** What you have to do **
Can you transcribe every record below exactly as it appears?

** Data entries **
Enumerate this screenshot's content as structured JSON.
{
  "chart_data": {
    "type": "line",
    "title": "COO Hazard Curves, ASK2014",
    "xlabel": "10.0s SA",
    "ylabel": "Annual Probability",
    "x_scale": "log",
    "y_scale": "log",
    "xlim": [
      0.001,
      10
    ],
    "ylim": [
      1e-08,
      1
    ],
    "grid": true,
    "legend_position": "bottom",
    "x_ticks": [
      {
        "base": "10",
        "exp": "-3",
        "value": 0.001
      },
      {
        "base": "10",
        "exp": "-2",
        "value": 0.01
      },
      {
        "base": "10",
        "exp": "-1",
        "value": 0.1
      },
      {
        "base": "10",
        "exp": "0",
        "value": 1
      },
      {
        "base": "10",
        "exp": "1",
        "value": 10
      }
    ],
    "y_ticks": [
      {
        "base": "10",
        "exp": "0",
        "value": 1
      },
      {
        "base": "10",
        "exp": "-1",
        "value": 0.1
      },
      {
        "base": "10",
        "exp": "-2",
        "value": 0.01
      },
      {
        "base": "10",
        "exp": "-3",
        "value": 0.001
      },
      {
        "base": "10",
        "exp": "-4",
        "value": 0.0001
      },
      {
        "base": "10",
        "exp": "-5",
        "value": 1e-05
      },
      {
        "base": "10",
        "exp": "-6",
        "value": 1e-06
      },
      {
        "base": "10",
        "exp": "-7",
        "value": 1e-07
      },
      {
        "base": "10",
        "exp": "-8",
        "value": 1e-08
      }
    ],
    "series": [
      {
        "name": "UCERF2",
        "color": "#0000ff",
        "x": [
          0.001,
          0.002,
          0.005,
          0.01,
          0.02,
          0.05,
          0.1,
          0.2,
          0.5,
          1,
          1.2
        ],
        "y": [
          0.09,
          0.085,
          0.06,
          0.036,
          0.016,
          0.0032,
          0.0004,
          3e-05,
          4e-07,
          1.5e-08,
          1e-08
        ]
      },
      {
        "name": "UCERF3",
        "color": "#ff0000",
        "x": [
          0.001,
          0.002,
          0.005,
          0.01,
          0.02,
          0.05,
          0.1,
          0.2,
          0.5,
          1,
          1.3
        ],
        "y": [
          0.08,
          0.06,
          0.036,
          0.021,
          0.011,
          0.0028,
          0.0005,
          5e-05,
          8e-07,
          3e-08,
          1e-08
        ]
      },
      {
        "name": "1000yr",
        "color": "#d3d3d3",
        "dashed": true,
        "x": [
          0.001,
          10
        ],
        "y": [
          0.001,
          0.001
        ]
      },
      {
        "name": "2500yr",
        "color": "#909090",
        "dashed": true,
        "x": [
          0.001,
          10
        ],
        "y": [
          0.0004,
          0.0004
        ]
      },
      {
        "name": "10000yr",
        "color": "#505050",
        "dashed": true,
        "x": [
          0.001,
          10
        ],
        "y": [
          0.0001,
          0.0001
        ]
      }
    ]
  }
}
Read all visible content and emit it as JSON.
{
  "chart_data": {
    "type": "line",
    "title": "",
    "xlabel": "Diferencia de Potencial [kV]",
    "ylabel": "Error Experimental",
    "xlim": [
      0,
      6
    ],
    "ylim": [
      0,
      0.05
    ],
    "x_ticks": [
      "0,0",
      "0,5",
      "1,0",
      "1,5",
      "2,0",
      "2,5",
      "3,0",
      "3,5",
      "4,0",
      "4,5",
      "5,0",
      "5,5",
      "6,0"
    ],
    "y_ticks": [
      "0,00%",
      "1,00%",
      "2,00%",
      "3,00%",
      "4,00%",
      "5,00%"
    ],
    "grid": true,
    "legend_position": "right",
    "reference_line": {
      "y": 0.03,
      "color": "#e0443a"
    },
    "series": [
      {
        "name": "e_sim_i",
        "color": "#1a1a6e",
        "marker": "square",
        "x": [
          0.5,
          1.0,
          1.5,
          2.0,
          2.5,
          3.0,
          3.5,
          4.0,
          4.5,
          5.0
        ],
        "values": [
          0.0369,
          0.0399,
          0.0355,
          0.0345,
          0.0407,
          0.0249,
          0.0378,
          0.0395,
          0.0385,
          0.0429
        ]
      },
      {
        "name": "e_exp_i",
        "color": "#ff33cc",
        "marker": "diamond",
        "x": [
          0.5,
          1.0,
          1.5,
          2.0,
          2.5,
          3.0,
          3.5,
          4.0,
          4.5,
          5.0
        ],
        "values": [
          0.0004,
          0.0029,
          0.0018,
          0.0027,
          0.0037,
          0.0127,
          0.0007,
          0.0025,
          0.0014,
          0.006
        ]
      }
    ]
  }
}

** Finished answer **
Enumerate this screenshot's content as structured JSON.
{
  "chart_data": {
    "type": "line",
    "title": "COO Hazard Curves, ASK2014",
    "xlabel": "10.0s SA",
    "ylabel": "Annual Probability",
    "x_scale": "log",
    "y_scale": "log",
    "xlim": [
      0.001,
      10
    ],
    "ylim": [
      1e-08,
      1
    ],
    "grid": true,
    "legend_position": "bottom",
    "x_ticks": [
      {
        "base": "10",
        "exp": "-3",
        "value": 0.001
      },
      {
        "base": "10",
        "exp": "-2",
        "value": 0.01
      },
      {
        "base": "10",
        "exp": "-1",
        "value": 0.1
      },
      {
        "base": "10",
        "exp": "0",
        "value": 1
      },
      {
        "base": "10",
        "exp": "1",
        "value": 10
      }
    ],
    "y_ticks": [
      {
        "base": "10",
        "exp": "0",
        "value": 1
      },
      {
        "base": "10",
        "exp": "-1",
        "value": 0.1
      },
      {
        "base": "10",
        "exp": "-2",
        "value": 0.01
      },
      {
        "base": "10",
        "exp": "-3",
        "value": 0.001
      },
      {
        "base": "10",
        "exp": "-4",
        "value": 0.0001
      },
      {
        "base": "10",
        "exp": "-5",
        "value": 1e-05
      },
      {
        "base": "10",
        "exp": "-6",
        "value": 1e-06
      },
      {
        "base": "10",
        "exp": "-7",
        "value": 1e-07
      },
      {
        "base": "10",
        "exp": "-8",
        "value": 1e-08
      }
    ],
    "series": [
      {
        "name": "UCERF2",
        "color": "#0000ff",
        "x": [
          0.001,
          0.002,
          0.005,
          0.01,
          0.02,
          0.05,
          0.1,
          0.2,
          0.5,
          1,
          1.2
        ],
        "y": [
          0.09,
          0.085,
          0.06,
          0.036,
          0.016,
          0.0032,
          0.0004,
          3e-05,
          4e-07,
          1.5e-08,
          1e-08
        ]
      },
      {
        "name": "UCERF3",
        "color": "#ff0000",
        "x": [
          0.001,
          0.002,
          0.005,
          0.01,
          0.02,
          0.05,
          0.1,
          0.2,
          0.5,
          1,
          1.3
        ],
        "y": [
          0.08,
          0.06,
          0.036,
          0.021,
          0.011,
          0.0028,
          0.0005,
          5e-05,
          8e-07,
          3e-08,
          1e-08
        ]
      },
      {
        "name": "1000yr",
        "color": "#d3d3d3",
        "dashed": true,
        "x": [
          0.001,
          10
        ],
        "y": [
          0.001,
          0.001
        ]
      },
      {
        "name": "2500yr",
        "color": "#909090",
        "dashed": true,
        "x": [
          0.001,
          10
        ],
        "y": [
          0.0004,
          0.0004
        ]
      },
      {
        "name": "10000yr",
        "color": "#505050",
        "dashed": true,
        "x": [
          0.001,
          10
        ],
        "y": [
          0.0001,
          0.0001
        ]
      }
    ]
  }
}
Read all visible content and emit it as JSON.
{
  "chart_data": {
    "type": "line",
    "title": "",
    "xlabel": "Diferencia de Potencial [kV]",
    "ylabel": "Error Experimental",
    "xlim": [
      0,
      6
    ],
    "ylim": [
      0,
      0.05
    ],
    "x_ticks": [
      "0,0",
      "0,5",
      "1,0",
      "1,5",
      "2,0",
      "2,5",
      "3,0",
      "3,5",
      "4,0",
      "4,5",
      "5,0",
      "5,5",
      "6,0"
    ],
    "y_ticks": [
      "0,00%",
      "1,00%",
      "2,00%",
      "3,00%",
      "4,00%",
      "5,00%"
    ],
    "grid": true,
    "legend_position": "right",
    "reference_line": {
      "y": 0.03,
      "color": "#e0443a"
    },
    "series": [
      {
        "name": "e_sim_i",
        "color": "#1a1a6e",
        "marker": "square",
        "x": [
          0.5,
          1.0,
          1.5,
          2.0,
          2.5,
          3.0,
          3.5,
          4.0,
          4.5,
          5.0
        ],
        "values": [
          0.0369,
          0.0399,
          0.0355,
          0.0345,
          0.0407,
          0.0249,
          0.0378,
          0.0395,
          0.0385,
          0.0429
        ]
      },
      {
        "name": "e_exp_i",
        "color": "#ff33cc",
        "marker": "diamond",
        "x": [
          0.5,
          1.0,
          1.5,
          2.0,
          2.5,
          3.0,
          3.5,
          4.0,
          4.5,
          5.0
        ],
        "values": [
          0.0004,
          0.0029,
          0.0018,
          0.0027,
          0.0037,
          0.0127,
          0.0007,
          0.0025,
          0.0014,
          0.006
        ]
      }
    ]
  }
}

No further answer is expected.